PROBLEM STATEMENT —
Output every line of the items below as a numbered list, skipping blank lines and leaving out the pictures.

Data listing
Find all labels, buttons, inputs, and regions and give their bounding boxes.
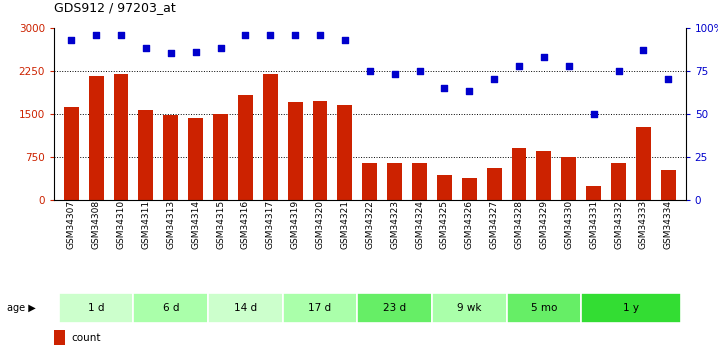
Bar bbox=[387, 163, 402, 200]
Point bbox=[289, 32, 301, 37]
Text: GDS912 / 97203_at: GDS912 / 97203_at bbox=[54, 1, 176, 14]
Bar bbox=[188, 118, 203, 200]
Point bbox=[314, 32, 326, 37]
Text: 14 d: 14 d bbox=[234, 303, 257, 313]
Point bbox=[638, 47, 649, 53]
Point bbox=[215, 46, 226, 51]
Bar bbox=[358, 293, 432, 323]
Text: GSM34322: GSM34322 bbox=[365, 200, 374, 249]
Bar bbox=[139, 110, 154, 200]
Point bbox=[116, 32, 127, 37]
Text: age ▶: age ▶ bbox=[7, 303, 36, 313]
Text: GSM34324: GSM34324 bbox=[415, 200, 424, 249]
Text: GSM34315: GSM34315 bbox=[216, 200, 225, 249]
Point bbox=[90, 32, 102, 37]
Bar bbox=[507, 293, 581, 323]
Text: GSM34331: GSM34331 bbox=[589, 200, 598, 249]
Text: 1 d: 1 d bbox=[88, 303, 104, 313]
Point bbox=[439, 85, 450, 91]
Bar bbox=[89, 77, 103, 200]
Bar bbox=[581, 293, 681, 323]
Bar bbox=[238, 96, 253, 200]
Text: GSM34308: GSM34308 bbox=[92, 200, 101, 249]
Text: GSM34328: GSM34328 bbox=[515, 200, 523, 249]
Bar bbox=[59, 293, 134, 323]
Text: 23 d: 23 d bbox=[383, 303, 406, 313]
Point bbox=[538, 54, 550, 60]
Bar bbox=[437, 175, 452, 200]
Text: GSM34321: GSM34321 bbox=[340, 200, 350, 249]
Point bbox=[65, 37, 77, 42]
Point bbox=[165, 51, 177, 56]
Bar bbox=[586, 186, 601, 200]
Bar bbox=[611, 163, 626, 200]
Text: GSM34327: GSM34327 bbox=[490, 200, 498, 249]
Point bbox=[190, 49, 201, 55]
Bar bbox=[134, 293, 208, 323]
Text: GSM34319: GSM34319 bbox=[291, 200, 299, 249]
Text: GSM34326: GSM34326 bbox=[465, 200, 474, 249]
Text: 5 mo: 5 mo bbox=[531, 303, 557, 313]
Bar bbox=[511, 148, 526, 200]
Bar bbox=[363, 163, 377, 200]
Text: GSM34314: GSM34314 bbox=[191, 200, 200, 249]
Bar bbox=[536, 151, 551, 200]
Bar bbox=[661, 170, 676, 200]
Text: 1 y: 1 y bbox=[623, 303, 639, 313]
Bar bbox=[213, 115, 228, 200]
Bar bbox=[636, 127, 651, 200]
Bar bbox=[208, 293, 283, 323]
Bar bbox=[113, 73, 129, 200]
Text: 6 d: 6 d bbox=[162, 303, 179, 313]
Text: GSM34313: GSM34313 bbox=[167, 200, 175, 249]
Point bbox=[389, 71, 401, 77]
Text: 17 d: 17 d bbox=[309, 303, 332, 313]
Text: GSM34334: GSM34334 bbox=[663, 200, 673, 249]
Bar bbox=[312, 101, 327, 200]
Text: GSM34323: GSM34323 bbox=[390, 200, 399, 249]
Text: GSM34333: GSM34333 bbox=[639, 200, 648, 249]
Text: GSM34320: GSM34320 bbox=[315, 200, 325, 249]
Bar bbox=[263, 73, 278, 200]
Text: GSM34316: GSM34316 bbox=[241, 200, 250, 249]
Text: count: count bbox=[72, 333, 101, 343]
Text: GSM34325: GSM34325 bbox=[440, 200, 449, 249]
Bar bbox=[337, 105, 353, 200]
Point bbox=[513, 63, 525, 68]
Text: GSM34307: GSM34307 bbox=[67, 200, 76, 249]
Bar bbox=[288, 102, 302, 200]
Text: 9 wk: 9 wk bbox=[457, 303, 482, 313]
Text: GSM34330: GSM34330 bbox=[564, 200, 573, 249]
Point bbox=[240, 32, 251, 37]
Bar bbox=[487, 168, 502, 200]
Bar bbox=[163, 115, 178, 200]
Text: GSM34317: GSM34317 bbox=[266, 200, 275, 249]
Point bbox=[663, 77, 674, 82]
Point bbox=[364, 68, 376, 73]
Point bbox=[339, 37, 350, 42]
Point bbox=[414, 68, 425, 73]
Bar bbox=[283, 293, 358, 323]
Point bbox=[264, 32, 276, 37]
Point bbox=[563, 63, 574, 68]
Text: GSM34311: GSM34311 bbox=[141, 200, 150, 249]
Point bbox=[140, 46, 151, 51]
Point bbox=[612, 68, 624, 73]
Bar bbox=[432, 293, 507, 323]
Text: GSM34310: GSM34310 bbox=[116, 200, 126, 249]
Bar bbox=[561, 157, 577, 200]
Bar bbox=[64, 107, 79, 200]
Text: GSM34332: GSM34332 bbox=[614, 200, 623, 249]
Point bbox=[588, 111, 600, 117]
Bar bbox=[462, 178, 477, 200]
Point bbox=[464, 89, 475, 94]
Text: GSM34329: GSM34329 bbox=[539, 200, 549, 249]
Bar bbox=[54, 330, 65, 345]
Bar bbox=[412, 163, 427, 200]
Point bbox=[488, 77, 500, 82]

PROBLEM SOLUTION —
1. Find all labels, buttons, inputs, and regions and give their bounding boxes.
2. Bar bbox=[387, 163, 402, 200]
3. Point bbox=[289, 32, 301, 37]
4. Text: GDS912 / 97203_at: GDS912 / 97203_at bbox=[54, 1, 176, 14]
5. Bar bbox=[188, 118, 203, 200]
6. Point bbox=[314, 32, 326, 37]
7. Text: 14 d: 14 d bbox=[234, 303, 257, 313]
8. Point bbox=[638, 47, 649, 53]
9. Point bbox=[215, 46, 226, 51]
10. Bar bbox=[358, 293, 432, 323]
11. Text: GSM34322: GSM34322 bbox=[365, 200, 374, 249]
12. Bar bbox=[139, 110, 154, 200]
13. Point bbox=[116, 32, 127, 37]
14. Text: age ▶: age ▶ bbox=[7, 303, 36, 313]
15. Text: GSM34324: GSM34324 bbox=[415, 200, 424, 249]
16. Text: GSM34315: GSM34315 bbox=[216, 200, 225, 249]
17. Point bbox=[90, 32, 102, 37]
18. Bar bbox=[507, 293, 581, 323]
19. Text: GSM34331: GSM34331 bbox=[589, 200, 598, 249]
20. Text: 1 d: 1 d bbox=[88, 303, 104, 313]
21. Point bbox=[439, 85, 450, 91]
22. Bar bbox=[89, 77, 103, 200]
23. Bar bbox=[581, 293, 681, 323]
24. Bar bbox=[238, 96, 253, 200]
25. Text: GSM34308: GSM34308 bbox=[92, 200, 101, 249]
26. Text: GSM34328: GSM34328 bbox=[515, 200, 523, 249]
27. Bar bbox=[59, 293, 134, 323]
28. Text: 23 d: 23 d bbox=[383, 303, 406, 313]
29. Point bbox=[538, 54, 550, 60]
30. Bar bbox=[437, 175, 452, 200]
31. Text: GSM34321: GSM34321 bbox=[340, 200, 350, 249]
32. Point bbox=[65, 37, 77, 42]
33. Point bbox=[165, 51, 177, 56]
34. Bar bbox=[586, 186, 601, 200]
35. Bar bbox=[611, 163, 626, 200]
36. Text: GSM34327: GSM34327 bbox=[490, 200, 498, 249]
37. Point bbox=[190, 49, 201, 55]
38. Bar bbox=[134, 293, 208, 323]
39. Text: GSM34319: GSM34319 bbox=[291, 200, 299, 249]
40. Text: GSM34326: GSM34326 bbox=[465, 200, 474, 249]
41. Text: 5 mo: 5 mo bbox=[531, 303, 557, 313]
42. Bar bbox=[511, 148, 526, 200]
43. Bar bbox=[363, 163, 377, 200]
44. Text: GSM34314: GSM34314 bbox=[191, 200, 200, 249]
45. Bar bbox=[536, 151, 551, 200]
46. Bar bbox=[661, 170, 676, 200]
47. Text: 1 y: 1 y bbox=[623, 303, 639, 313]
48. Bar bbox=[213, 115, 228, 200]
49. Bar bbox=[636, 127, 651, 200]
50. Bar bbox=[208, 293, 283, 323]
51. Bar bbox=[113, 73, 129, 200]
52. Text: 6 d: 6 d bbox=[162, 303, 179, 313]
53. Text: GSM34313: GSM34313 bbox=[167, 200, 175, 249]
54. Point bbox=[389, 71, 401, 77]
55. Text: 17 d: 17 d bbox=[309, 303, 332, 313]
56. Text: GSM34334: GSM34334 bbox=[663, 200, 673, 249]
57. Bar bbox=[312, 101, 327, 200]
58. Text: GSM34323: GSM34323 bbox=[390, 200, 399, 249]
59. Text: GSM34333: GSM34333 bbox=[639, 200, 648, 249]
60. Text: GSM34320: GSM34320 bbox=[315, 200, 325, 249]
61. Bar bbox=[263, 73, 278, 200]
62. Text: GSM34316: GSM34316 bbox=[241, 200, 250, 249]
63. Text: count: count bbox=[72, 333, 101, 343]
64. Text: GSM34325: GSM34325 bbox=[440, 200, 449, 249]
65. Bar bbox=[337, 105, 353, 200]
66. Point bbox=[513, 63, 525, 68]
67. Text: GSM34307: GSM34307 bbox=[67, 200, 76, 249]
68. Bar bbox=[288, 102, 302, 200]
69. Text: 9 wk: 9 wk bbox=[457, 303, 482, 313]
70. Text: GSM34330: GSM34330 bbox=[564, 200, 573, 249]
71. Point bbox=[240, 32, 251, 37]
72. Bar bbox=[487, 168, 502, 200]
73. Bar bbox=[163, 115, 178, 200]
74. Text: GSM34317: GSM34317 bbox=[266, 200, 275, 249]
75. Point bbox=[663, 77, 674, 82]
76. Point bbox=[364, 68, 376, 73]
77. Point bbox=[339, 37, 350, 42]
78. Point bbox=[414, 68, 425, 73]
79. Bar bbox=[283, 293, 358, 323]
80. Point bbox=[264, 32, 276, 37]
81. Point bbox=[563, 63, 574, 68]
82. Text: GSM34311: GSM34311 bbox=[141, 200, 150, 249]
83. Point bbox=[140, 46, 151, 51]
84. Point bbox=[612, 68, 624, 73]
85. Bar bbox=[432, 293, 507, 323]
86. Text: GSM34310: GSM34310 bbox=[116, 200, 126, 249]
87. Bar bbox=[561, 157, 577, 200]
88. Bar bbox=[64, 107, 79, 200]
89. Text: GSM34332: GSM34332 bbox=[614, 200, 623, 249]
90. Point bbox=[588, 111, 600, 117]
91. Bar bbox=[462, 178, 477, 200]
92. Point bbox=[464, 89, 475, 94]
93. Text: GSM34329: GSM34329 bbox=[539, 200, 549, 249]
94. Bar bbox=[54, 330, 65, 345]
95. Bar bbox=[412, 163, 427, 200]
96. Point bbox=[488, 77, 500, 82]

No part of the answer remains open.